Search the listing below for the word "were" and copy each line that holds it.
--- Begin ---
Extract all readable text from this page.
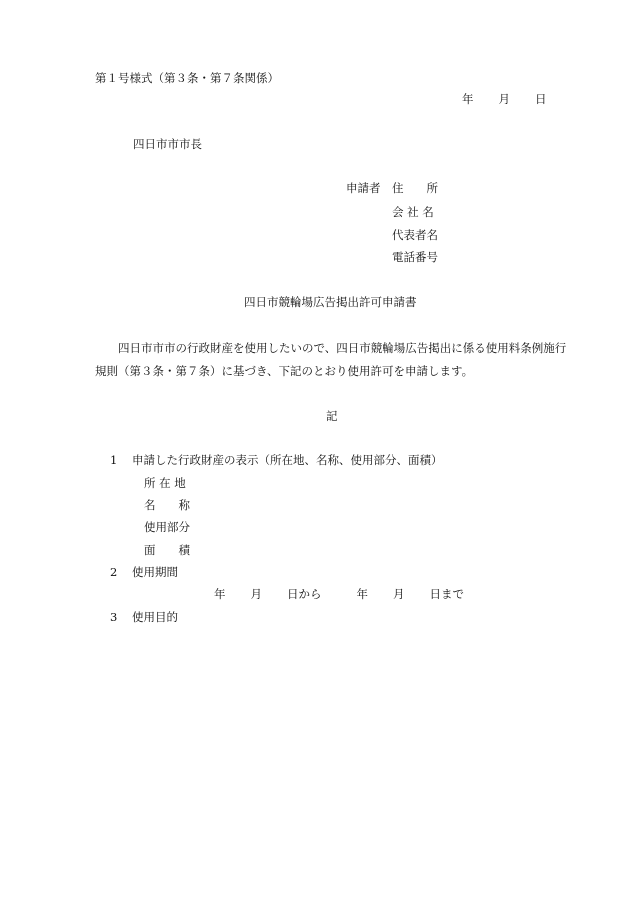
第１号様式（第３条・第７条関係）
年 月 日
四日市市市長
申請者 住　　所
会 社 名
代表者名
電話番号
四日市競輪場広告掲出許可申請書
四日市市市の行政財産を使用したいので、四日市競輪場広告掲出に係る使用料条例施行
規則（第３条・第７条）に基づき、下記のとおり使用許可を申請します。
記
1 申請した行政財産の表示（所在地、名称、使用部分、面積）
所 在 地
名　　称
使用部分
面　　積
2 使用期間
年 月 日から	年 月 日まで
3 使用目的
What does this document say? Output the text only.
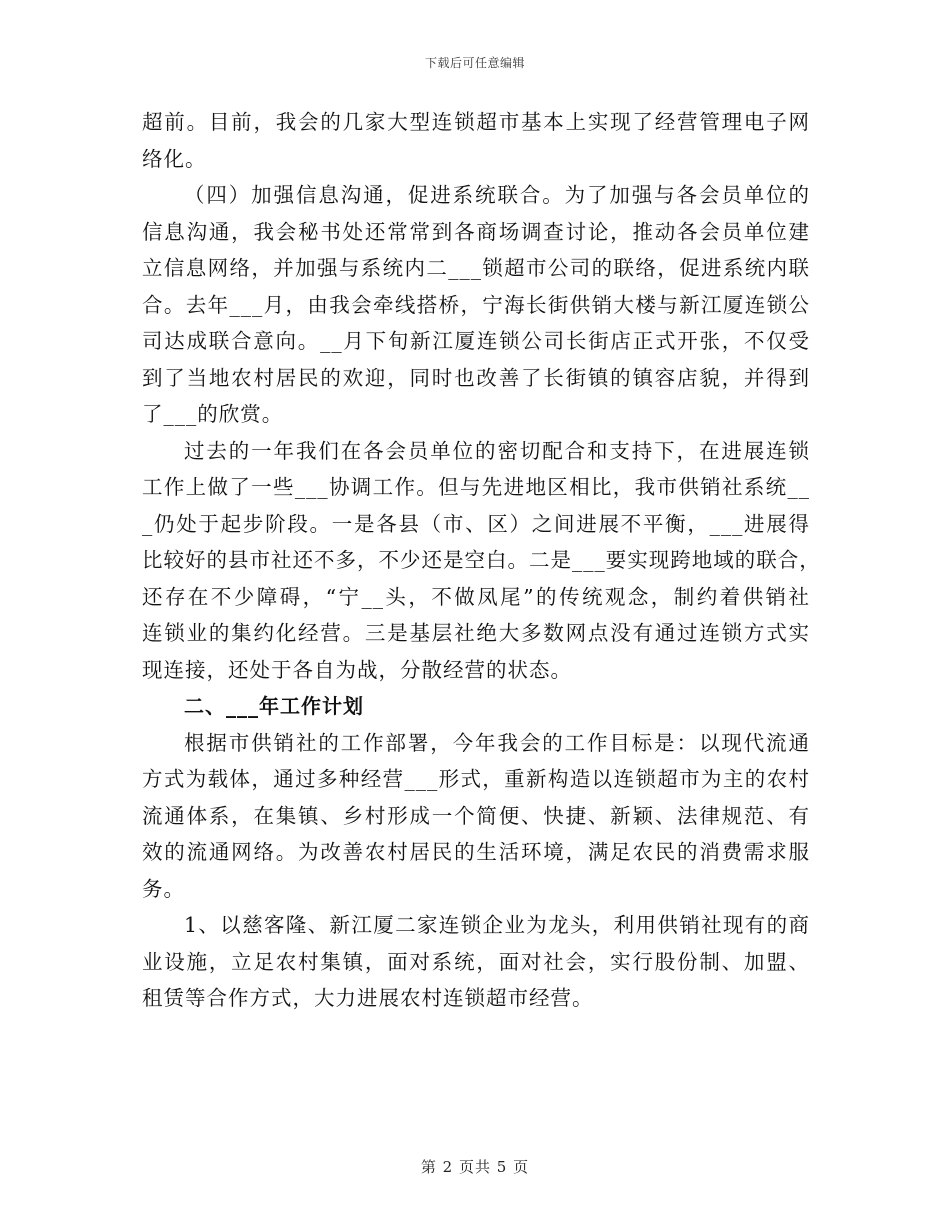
下载后可任意编辑
超前。目前，我会的几家大型连锁超市基本上实现了经营管理电子网
络化。
（四）加强信息沟通，促进系统联合。为了加强与各会员单位的
信息沟通，我会秘书处还常常到各商场调查讨论，推动各会员单位建
立信息网络，并加强与系统内二___锁超市公司的联络，促进系统内联
合。去年___月，由我会牵线搭桥，宁海长街供销大楼与新江厦连锁公
司达成联合意向。__月下旬新江厦连锁公司长街店正式开张，不仅受
到了当地农村居民的欢迎，同时也改善了长街镇的镇容店貌，并得到
了___的欣赏。
过去的一年我们在各会员单位的密切配合和支持下，在进展连锁
工作上做了一些___协调工作。但与先进地区相比，我市供销社系统__
_仍处于起步阶段。一是各县（市、区）之间进展不平衡，___进展得
比较好的县市社还不多，不少还是空白。二是___要实现跨地域的联合，
还存在不少障碍，“宁__头，不做凤尾”的传统观念，制约着供销社
连锁业的集约化经营。三是基层社绝大多数网点没有通过连锁方式实
现连接，还处于各自为战，分散经营的状态。
二、___年工作计划
根据市供销社的工作部署，今年我会的工作目标是：以现代流通
方式为载体，通过多种经营___形式，重新构造以连锁超市为主的农村
流通体系，在集镇、乡村形成一个简便、快捷、新颖、法律规范、有
效的流通网络。为改善农村居民的生活环境，满足农民的消费需求服
务。
1、以慈客隆、新江厦二家连锁企业为龙头，利用供销社现有的商
业设施，立足农村集镇，面对系统，面对社会，实行股份制、加盟、
租赁等合作方式，大力进展农村连锁超市经营。
第 2 页共 5 页
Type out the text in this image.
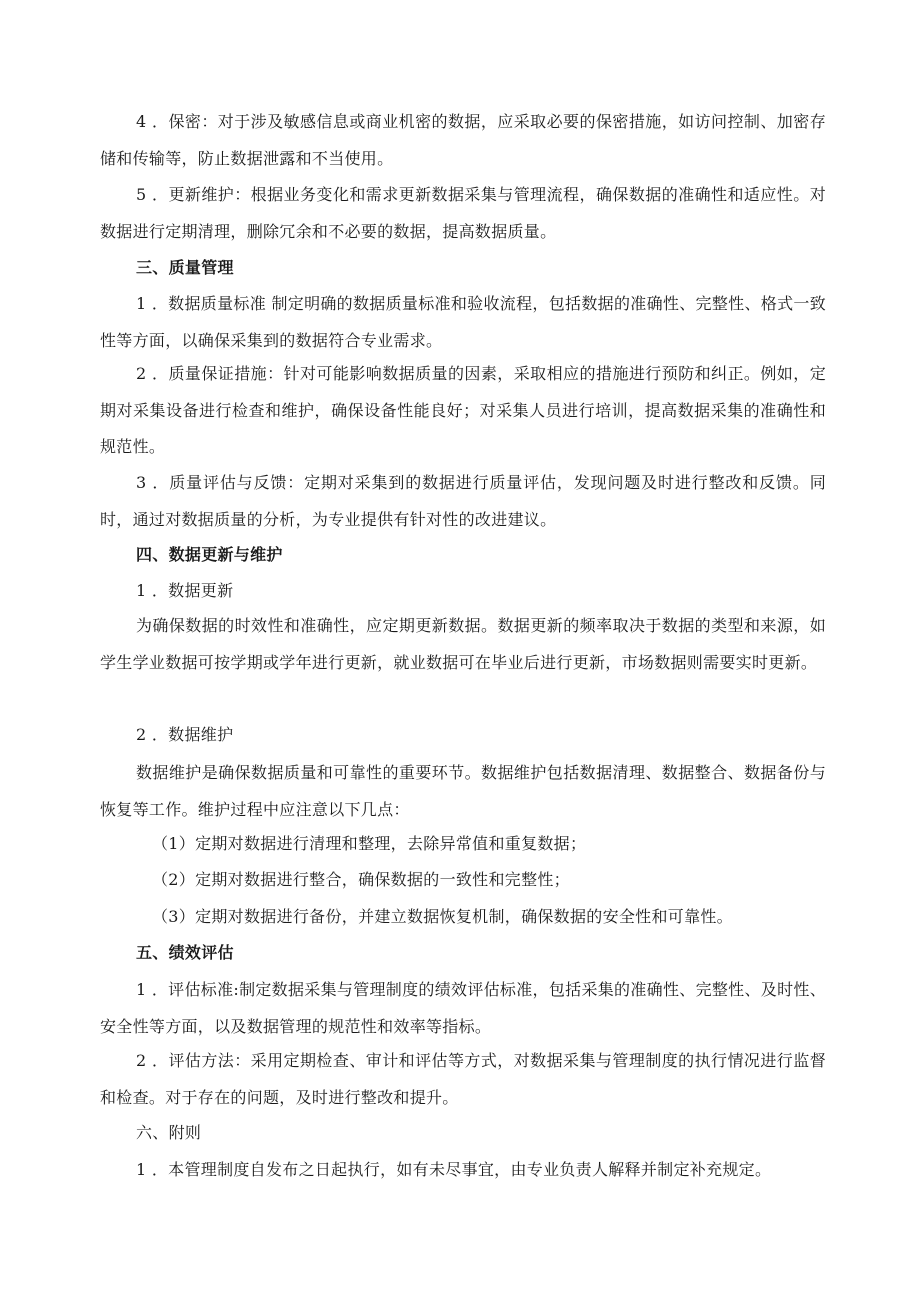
4 ．保密：对于涉及敏感信息或商业机密的数据，应采取必要的保密措施，如访问控制、加密存储和传输等，防止数据泄露和不当使用。

5 ．更新维护：根据业务变化和需求更新数据采集与管理流程，确保数据的准确性和适应性。对数据进行定期清理，删除冗余和不必要的数据，提高数据质量。

三、质量管理

1 ．数据质量标准 制定明确的数据质量标准和验收流程，包括数据的准确性、完整性、格式一致性等方面，以确保采集到的数据符合专业需求。

2 ．质量保证措施：针对可能影响数据质量的因素，采取相应的措施进行预防和纠正。例如，定期对采集设备进行检查和维护，确保设备性能良好；对采集人员进行培训，提高数据采集的准确性和规范性。

3 ．质量评估与反馈：定期对采集到的数据进行质量评估，发现问题及时进行整改和反馈。同时，通过对数据质量的分析，为专业提供有针对性的改进建议。

四、数据更新与维护

1 ．数据更新

为确保数据的时效性和准确性，应定期更新数据。数据更新的频率取决于数据的类型和来源，如学生学业数据可按学期或学年进行更新，就业数据可在毕业后进行更新，市场数据则需要实时更新。

2 ．数据维护

数据维护是确保数据质量和可靠性的重要环节。数据维护包括数据清理、数据整合、数据备份与恢复等工作。维护过程中应注意以下几点：

（1）定期对数据进行清理和整理，去除异常值和重复数据；

（2）定期对数据进行整合，确保数据的一致性和完整性；

（3）定期对数据进行备份，并建立数据恢复机制，确保数据的安全性和可靠性。

五、绩效评估

1 ．评估标准:制定数据采集与管理制度的绩效评估标准，包括采集的准确性、完整性、及时性、安全性等方面，以及数据管理的规范性和效率等指标。

2 ．评估方法：采用定期检查、审计和评估等方式，对数据采集与管理制度的执行情况进行监督和检查。对于存在的问题，及时进行整改和提升。

六、附则

1 ．本管理制度自发布之日起执行，如有未尽事宜，由专业负责人解释并制定补充规定。
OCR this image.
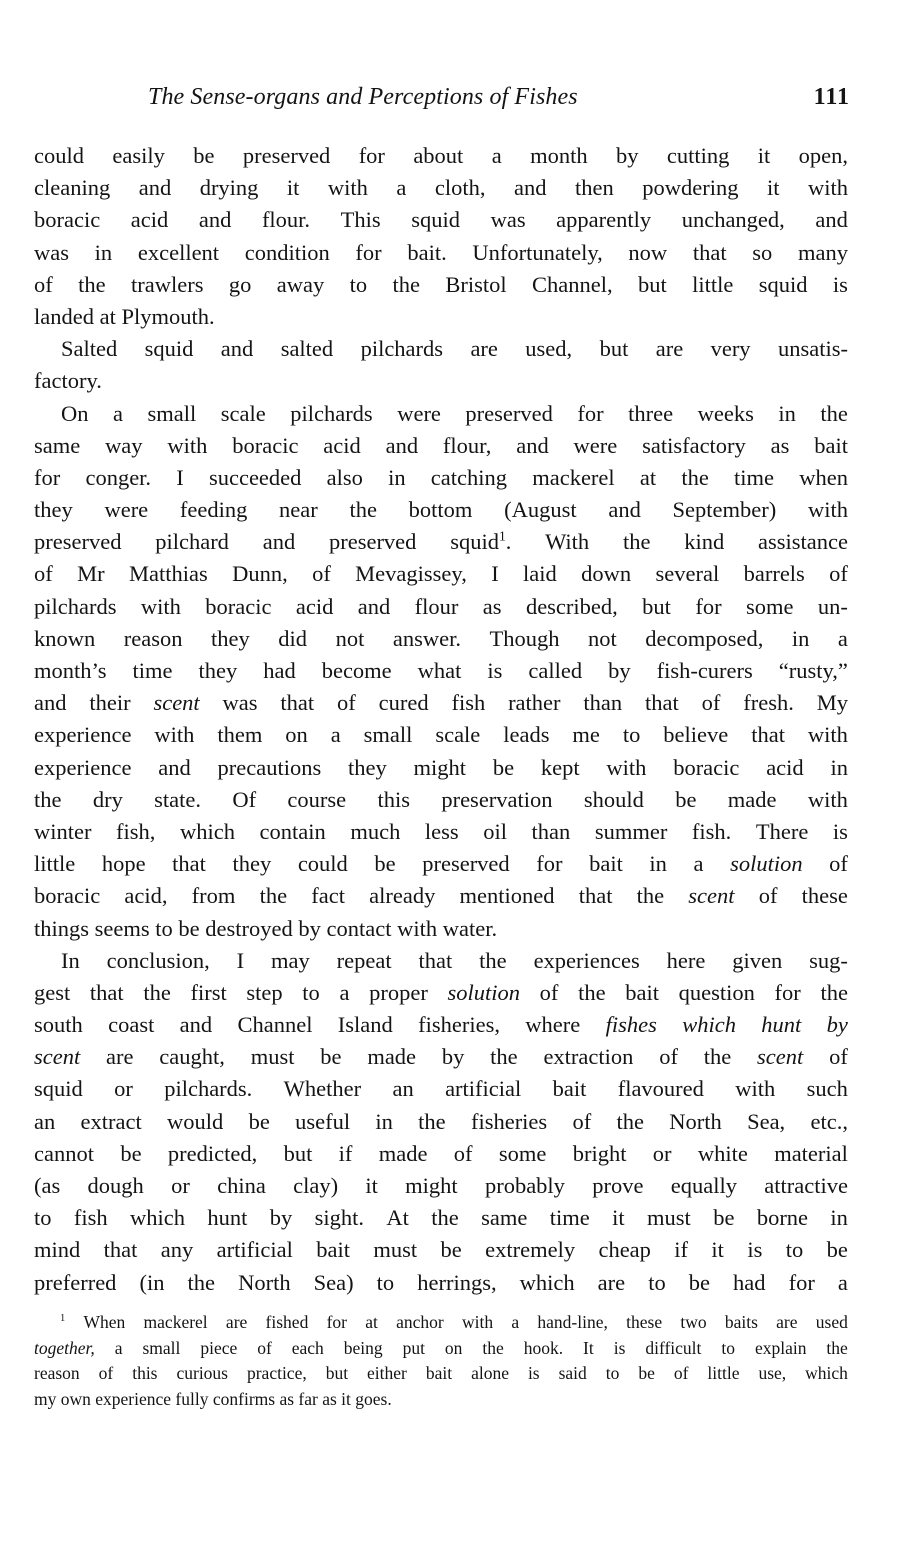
The Sense-organs and Perceptions of Fishes	111
could easily be preserved for about a month by cutting it open,
cleaning and drying it with a cloth, and then powdering it with
boracic acid and flour. This squid was apparently unchanged, and
was in excellent condition for bait. Unfortunately, now that so many
of the trawlers go away to the Bristol Channel, but little squid is
landed at Plymouth.
Salted squid and salted pilchards are used, but are very unsatis-
factory.
On a small scale pilchards were preserved for three weeks in the
same way with boracic acid and flour, and were satisfactory as bait
for conger. I succeeded also in catching mackerel at the time when
they were feeding near the bottom (August and September) with
preserved pilchard and preserved squid$^1$. With the kind assistance
of Mr Matthias Dunn, of Mevagissey, I laid down several barrels of
pilchards with boracic acid and flour as described, but for some un-
known reason they did not answer. Though not decomposed, in a
month’s time they had become what is called by fish-curers “rusty,”
and their scent was that of cured fish rather than that of fresh. My
experience with them on a small scale leads me to believe that with
experience and precautions they might be kept with boracic acid in
the dry state. Of course this preservation should be made with
winter fish, which contain much less oil than summer fish. There is
little hope that they could be preserved for bait in a solution of
boracic acid, from the fact already mentioned that the scent of these
things seems to be destroyed by contact with water.
In conclusion, I may repeat that the experiences here given sug-
gest that the first step to a proper solution of the bait question for the
south coast and Channel Island fisheries, where fishes which hunt by
scent are caught, must be made by the extraction of the scent of
squid or pilchards. Whether an artificial bait flavoured with such
an extract would be useful in the fisheries of the North Sea, etc.,
cannot be predicted, but if made of some bright or white material
(as dough or china clay) it might probably prove equally attractive
to fish which hunt by sight. At the same time it must be borne in
mind that any artificial bait must be extremely cheap if it is to be
preferred (in the North Sea) to herrings, which are to be had for a
$^1$ When mackerel are fished for at anchor with a hand-line, these two baits are used
together, a small piece of each being put on the hook. It is difficult to explain the
reason of this curious practice, but either bait alone is said to be of little use, which
my own experience fully confirms as far as it goes.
--- End ---
→ **EXERCISE SOLUTION**:
On a small scale pilchards were preserved for three weeks in the
same way with boracic acid and flour, and were satisfactory as bait
they were feeding near the bottom (August and September) with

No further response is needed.